Given data>
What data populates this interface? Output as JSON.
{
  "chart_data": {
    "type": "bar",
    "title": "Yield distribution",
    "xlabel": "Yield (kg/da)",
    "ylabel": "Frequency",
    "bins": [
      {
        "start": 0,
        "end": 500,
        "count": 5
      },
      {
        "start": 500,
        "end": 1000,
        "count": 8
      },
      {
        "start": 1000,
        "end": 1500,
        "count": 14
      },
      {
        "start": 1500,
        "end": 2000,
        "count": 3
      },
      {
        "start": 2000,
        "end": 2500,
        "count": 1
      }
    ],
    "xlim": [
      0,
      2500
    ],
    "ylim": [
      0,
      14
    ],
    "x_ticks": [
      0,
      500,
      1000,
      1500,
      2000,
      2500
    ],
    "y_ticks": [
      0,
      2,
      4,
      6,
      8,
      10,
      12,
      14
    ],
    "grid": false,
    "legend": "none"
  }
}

Task to carry out> Take the records above and return them exactly as written.

Result of this task>
What data populates this interface? Output as JSON.
{
  "chart_data": {
    "type": "bar",
    "title": "Yield distribution",
    "xlabel": "Yield (kg/da)",
    "ylabel": "Frequency",
    "bins": [
      {
        "start": 0,
        "end": 500,
        "count": 5
      },
      {
        "start": 500,
        "end": 1000,
        "count": 8
      },
      {
        "start": 1000,
        "end": 1500,
        "count": 14
      },
      {
        "start": 1500,
        "end": 2000,
        "count": 3
      },
      {
        "start": 2000,
        "end": 2500,
        "count": 1
      }
    ],
    "xlim": [
      0,
      2500
    ],
    "ylim": [
      0,
      14
    ],
    "x_ticks": [
      0,
      500,
      1000,
      1500,
      2000,
      2500
    ],
    "y_ticks": [
      0,
      2,
      4,
      6,
      8,
      10,
      12,
      14
    ],
    "grid": false,
    "legend": "none"
  }
}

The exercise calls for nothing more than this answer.